--- begin ---

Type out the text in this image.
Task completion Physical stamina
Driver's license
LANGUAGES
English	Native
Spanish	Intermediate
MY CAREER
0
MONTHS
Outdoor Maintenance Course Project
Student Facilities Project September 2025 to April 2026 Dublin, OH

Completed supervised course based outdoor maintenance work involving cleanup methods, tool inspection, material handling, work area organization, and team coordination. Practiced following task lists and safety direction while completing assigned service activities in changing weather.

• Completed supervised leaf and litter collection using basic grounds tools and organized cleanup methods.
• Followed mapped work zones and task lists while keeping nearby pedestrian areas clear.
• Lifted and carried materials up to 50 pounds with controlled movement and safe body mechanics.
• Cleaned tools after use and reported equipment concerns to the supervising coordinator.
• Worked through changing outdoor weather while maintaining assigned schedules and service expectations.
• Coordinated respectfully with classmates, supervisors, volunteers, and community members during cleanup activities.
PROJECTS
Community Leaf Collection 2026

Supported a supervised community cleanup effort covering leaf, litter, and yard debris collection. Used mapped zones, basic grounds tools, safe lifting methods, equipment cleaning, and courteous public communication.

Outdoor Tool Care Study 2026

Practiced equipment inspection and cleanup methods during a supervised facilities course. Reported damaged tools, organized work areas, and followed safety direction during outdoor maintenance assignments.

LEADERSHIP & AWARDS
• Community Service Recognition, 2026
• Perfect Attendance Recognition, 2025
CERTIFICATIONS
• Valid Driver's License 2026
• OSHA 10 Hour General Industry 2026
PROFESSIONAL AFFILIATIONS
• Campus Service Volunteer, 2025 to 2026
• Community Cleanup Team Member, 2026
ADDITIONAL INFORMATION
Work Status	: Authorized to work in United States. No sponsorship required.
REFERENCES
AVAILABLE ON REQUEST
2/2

--- end ---
--- begin ---

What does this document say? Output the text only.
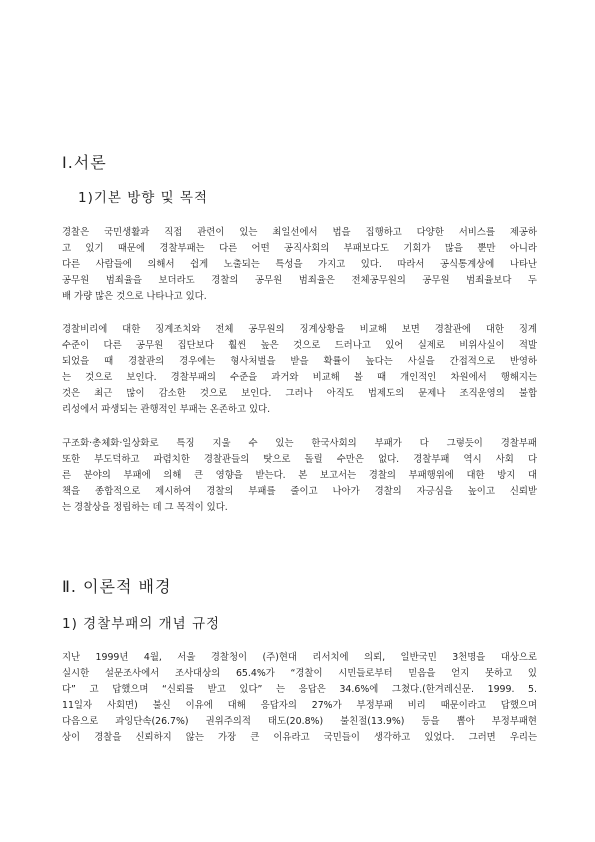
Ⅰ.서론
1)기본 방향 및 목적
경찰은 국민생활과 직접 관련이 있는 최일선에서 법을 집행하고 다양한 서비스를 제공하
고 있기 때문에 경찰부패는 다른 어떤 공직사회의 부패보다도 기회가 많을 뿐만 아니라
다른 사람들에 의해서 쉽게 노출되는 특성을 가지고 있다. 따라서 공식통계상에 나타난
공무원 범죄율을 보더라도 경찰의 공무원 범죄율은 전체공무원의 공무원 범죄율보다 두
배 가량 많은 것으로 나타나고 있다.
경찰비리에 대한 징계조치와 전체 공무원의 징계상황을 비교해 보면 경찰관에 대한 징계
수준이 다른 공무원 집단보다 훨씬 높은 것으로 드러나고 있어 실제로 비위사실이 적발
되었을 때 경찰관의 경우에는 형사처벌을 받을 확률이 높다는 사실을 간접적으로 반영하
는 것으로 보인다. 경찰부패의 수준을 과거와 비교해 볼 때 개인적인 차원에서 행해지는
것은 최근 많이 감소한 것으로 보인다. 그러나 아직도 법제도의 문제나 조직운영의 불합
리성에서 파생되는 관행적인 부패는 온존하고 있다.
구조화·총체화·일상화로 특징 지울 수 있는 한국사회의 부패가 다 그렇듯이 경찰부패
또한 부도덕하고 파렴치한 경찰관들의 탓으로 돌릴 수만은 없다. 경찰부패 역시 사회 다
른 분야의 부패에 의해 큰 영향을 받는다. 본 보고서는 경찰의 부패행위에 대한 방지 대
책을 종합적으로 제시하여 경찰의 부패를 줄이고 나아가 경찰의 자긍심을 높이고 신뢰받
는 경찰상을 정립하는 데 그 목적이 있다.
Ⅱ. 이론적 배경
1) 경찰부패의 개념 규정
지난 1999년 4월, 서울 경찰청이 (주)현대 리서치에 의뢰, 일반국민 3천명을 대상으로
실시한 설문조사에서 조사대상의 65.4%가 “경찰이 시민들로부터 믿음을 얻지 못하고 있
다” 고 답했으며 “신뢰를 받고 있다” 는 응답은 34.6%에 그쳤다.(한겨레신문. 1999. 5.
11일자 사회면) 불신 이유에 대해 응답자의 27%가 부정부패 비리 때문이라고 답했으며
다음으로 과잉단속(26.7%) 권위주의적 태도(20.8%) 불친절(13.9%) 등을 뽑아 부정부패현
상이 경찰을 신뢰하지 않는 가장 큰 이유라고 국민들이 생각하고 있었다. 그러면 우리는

--- end ---
--- begin ---

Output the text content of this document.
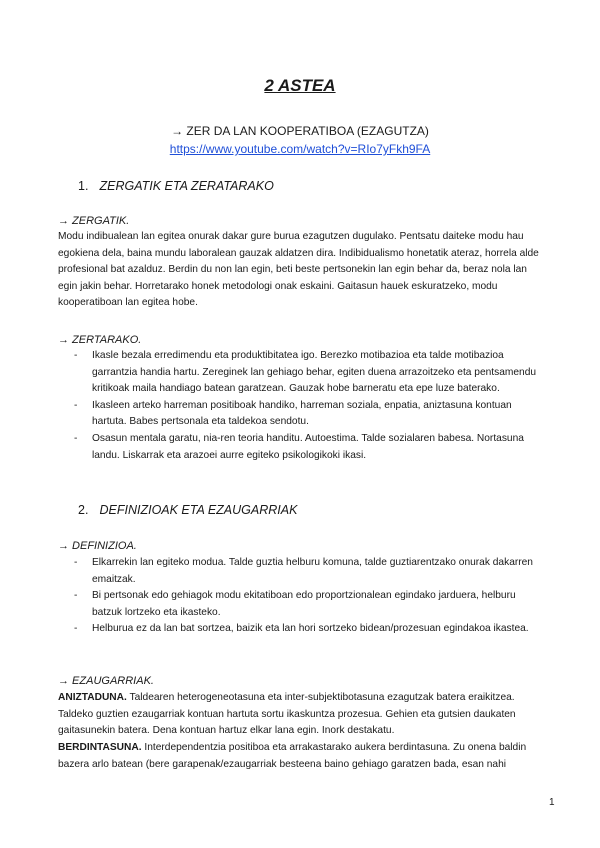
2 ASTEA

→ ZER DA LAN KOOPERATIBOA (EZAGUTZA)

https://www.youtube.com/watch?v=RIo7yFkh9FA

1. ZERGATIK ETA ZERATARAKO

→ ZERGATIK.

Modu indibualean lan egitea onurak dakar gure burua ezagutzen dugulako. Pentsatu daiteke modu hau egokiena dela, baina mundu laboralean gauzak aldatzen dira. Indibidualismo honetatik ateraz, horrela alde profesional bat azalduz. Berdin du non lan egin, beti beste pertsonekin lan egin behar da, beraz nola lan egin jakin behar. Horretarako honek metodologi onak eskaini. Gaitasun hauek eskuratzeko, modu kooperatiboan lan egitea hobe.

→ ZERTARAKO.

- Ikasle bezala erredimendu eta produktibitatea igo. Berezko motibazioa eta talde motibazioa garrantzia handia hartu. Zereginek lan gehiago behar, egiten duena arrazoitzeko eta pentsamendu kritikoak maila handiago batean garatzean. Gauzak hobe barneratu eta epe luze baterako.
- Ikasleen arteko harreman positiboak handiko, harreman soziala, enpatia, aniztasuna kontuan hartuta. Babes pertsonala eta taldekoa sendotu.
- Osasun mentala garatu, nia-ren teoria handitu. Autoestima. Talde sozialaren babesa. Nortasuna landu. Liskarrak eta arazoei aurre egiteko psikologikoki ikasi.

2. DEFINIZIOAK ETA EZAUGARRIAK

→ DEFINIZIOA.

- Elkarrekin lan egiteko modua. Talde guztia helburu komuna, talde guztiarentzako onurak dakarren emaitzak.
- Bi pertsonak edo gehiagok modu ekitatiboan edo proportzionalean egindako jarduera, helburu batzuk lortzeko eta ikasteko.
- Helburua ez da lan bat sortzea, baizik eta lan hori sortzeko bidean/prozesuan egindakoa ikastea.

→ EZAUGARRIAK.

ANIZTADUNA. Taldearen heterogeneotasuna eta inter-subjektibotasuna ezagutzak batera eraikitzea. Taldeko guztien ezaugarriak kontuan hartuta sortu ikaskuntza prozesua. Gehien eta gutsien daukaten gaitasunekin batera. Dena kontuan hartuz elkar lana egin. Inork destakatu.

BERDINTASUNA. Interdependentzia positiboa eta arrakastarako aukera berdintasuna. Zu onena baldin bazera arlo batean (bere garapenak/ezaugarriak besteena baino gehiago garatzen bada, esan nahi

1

--- end ---

List the lines of the records where "document" occurs.

What does this document say? Output the text only.
Output the text content of this document.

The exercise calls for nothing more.